[A block of data]
__________________________________________________

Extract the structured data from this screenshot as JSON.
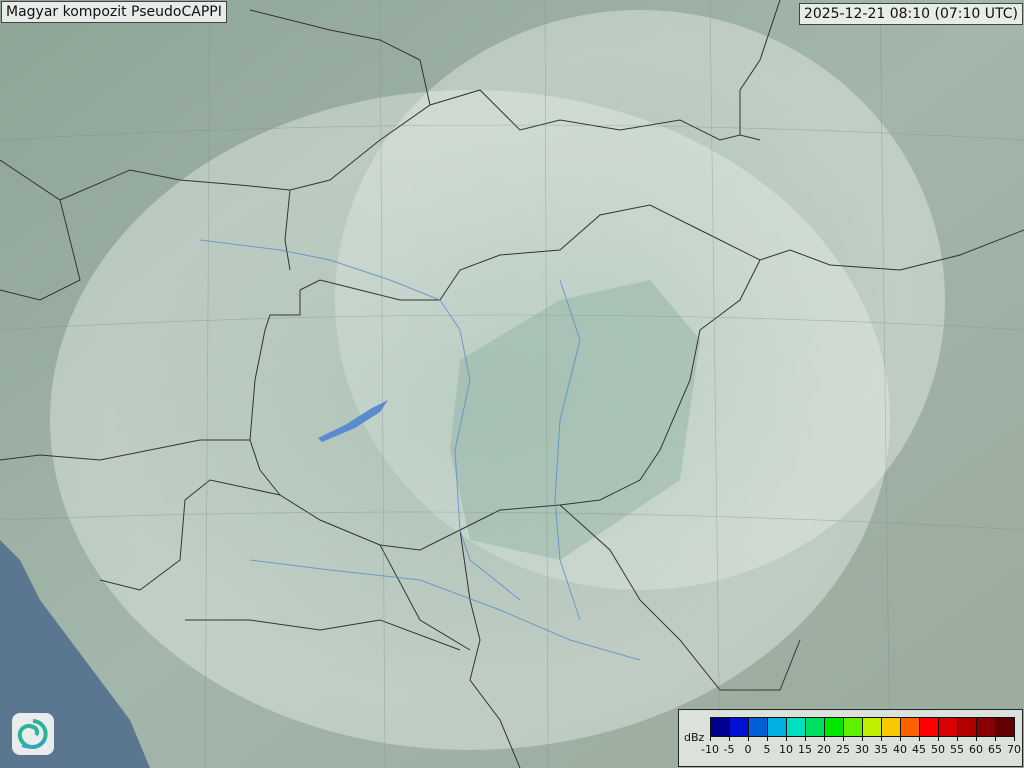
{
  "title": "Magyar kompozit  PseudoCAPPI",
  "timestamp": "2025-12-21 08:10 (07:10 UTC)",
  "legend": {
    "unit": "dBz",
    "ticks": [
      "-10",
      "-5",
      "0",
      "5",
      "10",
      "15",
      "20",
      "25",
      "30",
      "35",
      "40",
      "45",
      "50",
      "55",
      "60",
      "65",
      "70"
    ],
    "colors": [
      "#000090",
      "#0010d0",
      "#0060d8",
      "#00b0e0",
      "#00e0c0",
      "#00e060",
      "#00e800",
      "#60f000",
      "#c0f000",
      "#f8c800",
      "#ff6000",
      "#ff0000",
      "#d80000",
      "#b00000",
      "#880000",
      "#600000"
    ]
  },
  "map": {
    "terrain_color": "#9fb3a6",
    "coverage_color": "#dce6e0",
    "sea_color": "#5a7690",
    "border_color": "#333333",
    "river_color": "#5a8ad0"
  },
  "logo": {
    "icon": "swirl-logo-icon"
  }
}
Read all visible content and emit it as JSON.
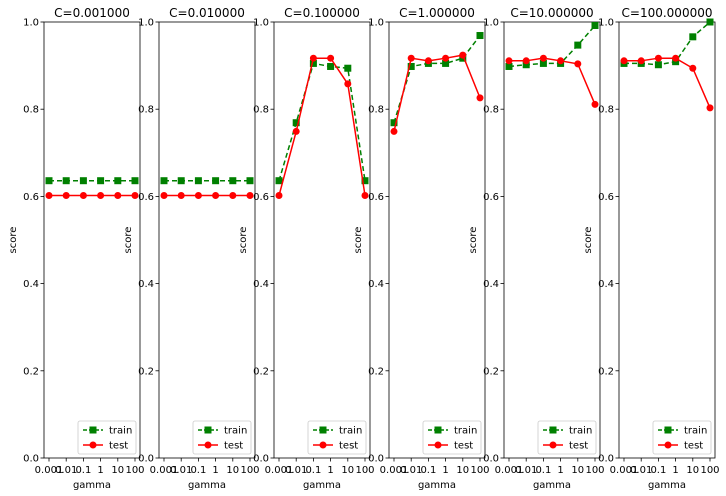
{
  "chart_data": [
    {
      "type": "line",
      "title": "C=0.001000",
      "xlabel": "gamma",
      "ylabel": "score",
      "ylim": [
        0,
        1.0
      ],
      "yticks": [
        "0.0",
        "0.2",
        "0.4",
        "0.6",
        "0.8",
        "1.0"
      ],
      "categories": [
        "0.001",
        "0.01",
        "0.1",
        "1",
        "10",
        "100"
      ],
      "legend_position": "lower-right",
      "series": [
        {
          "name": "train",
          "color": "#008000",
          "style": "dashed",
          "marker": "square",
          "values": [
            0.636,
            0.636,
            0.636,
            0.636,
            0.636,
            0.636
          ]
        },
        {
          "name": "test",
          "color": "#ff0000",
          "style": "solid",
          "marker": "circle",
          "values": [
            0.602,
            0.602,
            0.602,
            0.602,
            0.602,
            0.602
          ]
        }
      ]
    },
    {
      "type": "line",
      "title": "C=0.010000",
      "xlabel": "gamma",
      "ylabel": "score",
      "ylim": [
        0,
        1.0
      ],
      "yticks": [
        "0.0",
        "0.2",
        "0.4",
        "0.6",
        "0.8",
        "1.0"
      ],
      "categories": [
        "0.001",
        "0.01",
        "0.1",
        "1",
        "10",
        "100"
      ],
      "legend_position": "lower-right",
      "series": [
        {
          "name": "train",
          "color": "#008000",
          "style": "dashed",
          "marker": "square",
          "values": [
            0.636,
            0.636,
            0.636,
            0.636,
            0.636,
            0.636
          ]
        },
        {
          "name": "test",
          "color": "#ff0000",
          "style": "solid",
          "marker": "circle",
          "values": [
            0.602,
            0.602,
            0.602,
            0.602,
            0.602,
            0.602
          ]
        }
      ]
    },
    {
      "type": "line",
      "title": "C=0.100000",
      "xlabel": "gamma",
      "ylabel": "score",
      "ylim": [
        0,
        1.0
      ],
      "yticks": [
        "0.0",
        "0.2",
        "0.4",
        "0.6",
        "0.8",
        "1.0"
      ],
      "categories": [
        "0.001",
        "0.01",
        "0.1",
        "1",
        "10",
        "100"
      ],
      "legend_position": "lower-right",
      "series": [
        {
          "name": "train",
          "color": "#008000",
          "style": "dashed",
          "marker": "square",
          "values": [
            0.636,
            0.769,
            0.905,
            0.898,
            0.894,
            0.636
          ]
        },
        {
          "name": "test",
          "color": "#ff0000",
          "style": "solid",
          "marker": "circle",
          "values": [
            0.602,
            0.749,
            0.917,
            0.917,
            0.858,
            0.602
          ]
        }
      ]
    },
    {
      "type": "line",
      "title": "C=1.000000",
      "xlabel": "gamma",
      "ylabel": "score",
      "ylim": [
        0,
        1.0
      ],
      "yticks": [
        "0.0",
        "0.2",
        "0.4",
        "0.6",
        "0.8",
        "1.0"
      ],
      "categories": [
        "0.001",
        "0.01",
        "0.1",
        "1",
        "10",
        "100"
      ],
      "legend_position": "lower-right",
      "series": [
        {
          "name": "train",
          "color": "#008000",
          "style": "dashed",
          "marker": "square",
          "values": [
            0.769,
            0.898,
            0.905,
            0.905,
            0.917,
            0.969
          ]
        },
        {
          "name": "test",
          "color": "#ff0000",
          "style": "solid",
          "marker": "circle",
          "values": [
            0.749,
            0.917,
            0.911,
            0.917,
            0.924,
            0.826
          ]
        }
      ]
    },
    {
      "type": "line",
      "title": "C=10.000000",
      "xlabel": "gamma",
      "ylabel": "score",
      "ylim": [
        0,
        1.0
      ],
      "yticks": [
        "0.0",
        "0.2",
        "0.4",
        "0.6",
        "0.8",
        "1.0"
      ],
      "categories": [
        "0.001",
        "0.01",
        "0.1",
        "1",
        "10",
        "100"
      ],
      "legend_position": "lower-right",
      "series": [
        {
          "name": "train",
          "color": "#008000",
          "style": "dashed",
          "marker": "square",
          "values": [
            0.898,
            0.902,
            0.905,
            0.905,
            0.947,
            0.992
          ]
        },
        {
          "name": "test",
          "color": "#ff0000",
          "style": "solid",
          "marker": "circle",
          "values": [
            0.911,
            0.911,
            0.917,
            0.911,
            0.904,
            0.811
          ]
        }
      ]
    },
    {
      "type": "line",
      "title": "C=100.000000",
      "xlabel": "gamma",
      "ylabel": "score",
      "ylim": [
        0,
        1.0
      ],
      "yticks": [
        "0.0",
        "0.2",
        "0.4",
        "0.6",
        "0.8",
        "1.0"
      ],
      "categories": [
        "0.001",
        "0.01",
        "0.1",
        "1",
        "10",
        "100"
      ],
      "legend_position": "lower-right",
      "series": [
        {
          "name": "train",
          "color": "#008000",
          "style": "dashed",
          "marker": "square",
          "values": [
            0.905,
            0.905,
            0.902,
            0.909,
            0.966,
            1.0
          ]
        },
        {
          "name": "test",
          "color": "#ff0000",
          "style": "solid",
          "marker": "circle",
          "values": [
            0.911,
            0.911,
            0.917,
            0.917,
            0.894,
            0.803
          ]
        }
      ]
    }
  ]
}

__________________________________________________

*To be done*
Every record must be copied exactly, with images dropped from the result.

*Solution for this task*
Extract the structured data from this screenshot as JSON.
{
  "title": "Magyar kompozit  PseudoCAPPI",
  "timestamp": "2025-12-21 08:10 (07:10 UTC)",
  "legend": {
    "unit": "dBz",
    "ticks": [
      "-10",
      "-5",
      "0",
      "5",
      "10",
      "15",
      "20",
      "25",
      "30",
      "35",
      "40",
      "45",
      "50",
      "55",
      "60",
      "65",
      "70"
    ],
    "colors": [
      "#000090",
      "#0010d0",
      "#0060d8",
      "#00b0e0",
      "#00e0c0",
      "#00e060",
      "#00e800",
      "#60f000",
      "#c0f000",
      "#f8c800",
      "#ff6000",
      "#ff0000",
      "#d80000",
      "#b00000",
      "#880000",
      "#600000"
    ]
  },
  "map": {
    "terrain_color": "#9fb3a6",
    "coverage_color": "#dce6e0",
    "sea_color": "#5a7690",
    "border_color": "#333333",
    "river_color": "#5a8ad0"
  },
  "logo": {
    "icon": "swirl-logo-icon"
  }
}
Read all visible content and emit it as JSON.
{
  "chart_data": [
    {
      "type": "line",
      "title": "C=0.001000",
      "xlabel": "gamma",
      "ylabel": "score",
      "ylim": [
        0,
        1.0
      ],
      "yticks": [
        "0.0",
        "0.2",
        "0.4",
        "0.6",
        "0.8",
        "1.0"
      ],
      "categories": [
        "0.001",
        "0.01",
        "0.1",
        "1",
        "10",
        "100"
      ],
      "legend_position": "lower-right",
      "series": [
        {
          "name": "train",
          "color": "#008000",
          "style": "dashed",
          "marker": "square",
          "values": [
            0.636,
            0.636,
            0.636,
            0.636,
            0.636,
            0.636
          ]
        },
        {
          "name": "test",
          "color": "#ff0000",
          "style": "solid",
          "marker": "circle",
          "values": [
            0.602,
            0.602,
            0.602,
            0.602,
            0.602,
            0.602
          ]
        }
      ]
    },
    {
      "type": "line",
      "title": "C=0.010000",
      "xlabel": "gamma",
      "ylabel": "score",
      "ylim": [
        0,
        1.0
      ],
      "yticks": [
        "0.0",
        "0.2",
        "0.4",
        "0.6",
        "0.8",
        "1.0"
      ],
      "categories": [
        "0.001",
        "0.01",
        "0.1",
        "1",
        "10",
        "100"
      ],
      "legend_position": "lower-right",
      "series": [
        {
          "name": "train",
          "color": "#008000",
          "style": "dashed",
          "marker": "square",
          "values": [
            0.636,
            0.636,
            0.636,
            0.636,
            0.636,
            0.636
          ]
        },
        {
          "name": "test",
          "color": "#ff0000",
          "style": "solid",
          "marker": "circle",
          "values": [
            0.602,
            0.602,
            0.602,
            0.602,
            0.602,
            0.602
          ]
        }
      ]
    },
    {
      "type": "line",
      "title": "C=0.100000",
      "xlabel": "gamma",
      "ylabel": "score",
      "ylim": [
        0,
        1.0
      ],
      "yticks": [
        "0.0",
        "0.2",
        "0.4",
        "0.6",
        "0.8",
        "1.0"
      ],
      "categories": [
        "0.001",
        "0.01",
        "0.1",
        "1",
        "10",
        "100"
      ],
      "legend_position": "lower-right",
      "series": [
        {
          "name": "train",
          "color": "#008000",
          "style": "dashed",
          "marker": "square",
          "values": [
            0.636,
            0.769,
            0.905,
            0.898,
            0.894,
            0.636
          ]
        },
        {
          "name": "test",
          "color": "#ff0000",
          "style": "solid",
          "marker": "circle",
          "values": [
            0.602,
            0.749,
            0.917,
            0.917,
            0.858,
            0.602
          ]
        }
      ]
    },
    {
      "type": "line",
      "title": "C=1.000000",
      "xlabel": "gamma",
      "ylabel": "score",
      "ylim": [
        0,
        1.0
      ],
      "yticks": [
        "0.0",
        "0.2",
        "0.4",
        "0.6",
        "0.8",
        "1.0"
      ],
      "categories": [
        "0.001",
        "0.01",
        "0.1",
        "1",
        "10",
        "100"
      ],
      "legend_position": "lower-right",
      "series": [
        {
          "name": "train",
          "color": "#008000",
          "style": "dashed",
          "marker": "square",
          "values": [
            0.769,
            0.898,
            0.905,
            0.905,
            0.917,
            0.969
          ]
        },
        {
          "name": "test",
          "color": "#ff0000",
          "style": "solid",
          "marker": "circle",
          "values": [
            0.749,
            0.917,
            0.911,
            0.917,
            0.924,
            0.826
          ]
        }
      ]
    },
    {
      "type": "line",
      "title": "C=10.000000",
      "xlabel": "gamma",
      "ylabel": "score",
      "ylim": [
        0,
        1.0
      ],
      "yticks": [
        "0.0",
        "0.2",
        "0.4",
        "0.6",
        "0.8",
        "1.0"
      ],
      "categories": [
        "0.001",
        "0.01",
        "0.1",
        "1",
        "10",
        "100"
      ],
      "legend_position": "lower-right",
      "series": [
        {
          "name": "train",
          "color": "#008000",
          "style": "dashed",
          "marker": "square",
          "values": [
            0.898,
            0.902,
            0.905,
            0.905,
            0.947,
            0.992
          ]
        },
        {
          "name": "test",
          "color": "#ff0000",
          "style": "solid",
          "marker": "circle",
          "values": [
            0.911,
            0.911,
            0.917,
            0.911,
            0.904,
            0.811
          ]
        }
      ]
    },
    {
      "type": "line",
      "title": "C=100.000000",
      "xlabel": "gamma",
      "ylabel": "score",
      "ylim": [
        0,
        1.0
      ],
      "yticks": [
        "0.0",
        "0.2",
        "0.4",
        "0.6",
        "0.8",
        "1.0"
      ],
      "categories": [
        "0.001",
        "0.01",
        "0.1",
        "1",
        "10",
        "100"
      ],
      "legend_position": "lower-right",
      "series": [
        {
          "name": "train",
          "color": "#008000",
          "style": "dashed",
          "marker": "square",
          "values": [
            0.905,
            0.905,
            0.902,
            0.909,
            0.966,
            1.0
          ]
        },
        {
          "name": "test",
          "color": "#ff0000",
          "style": "solid",
          "marker": "circle",
          "values": [
            0.911,
            0.911,
            0.917,
            0.917,
            0.894,
            0.803
          ]
        }
      ]
    }
  ]
}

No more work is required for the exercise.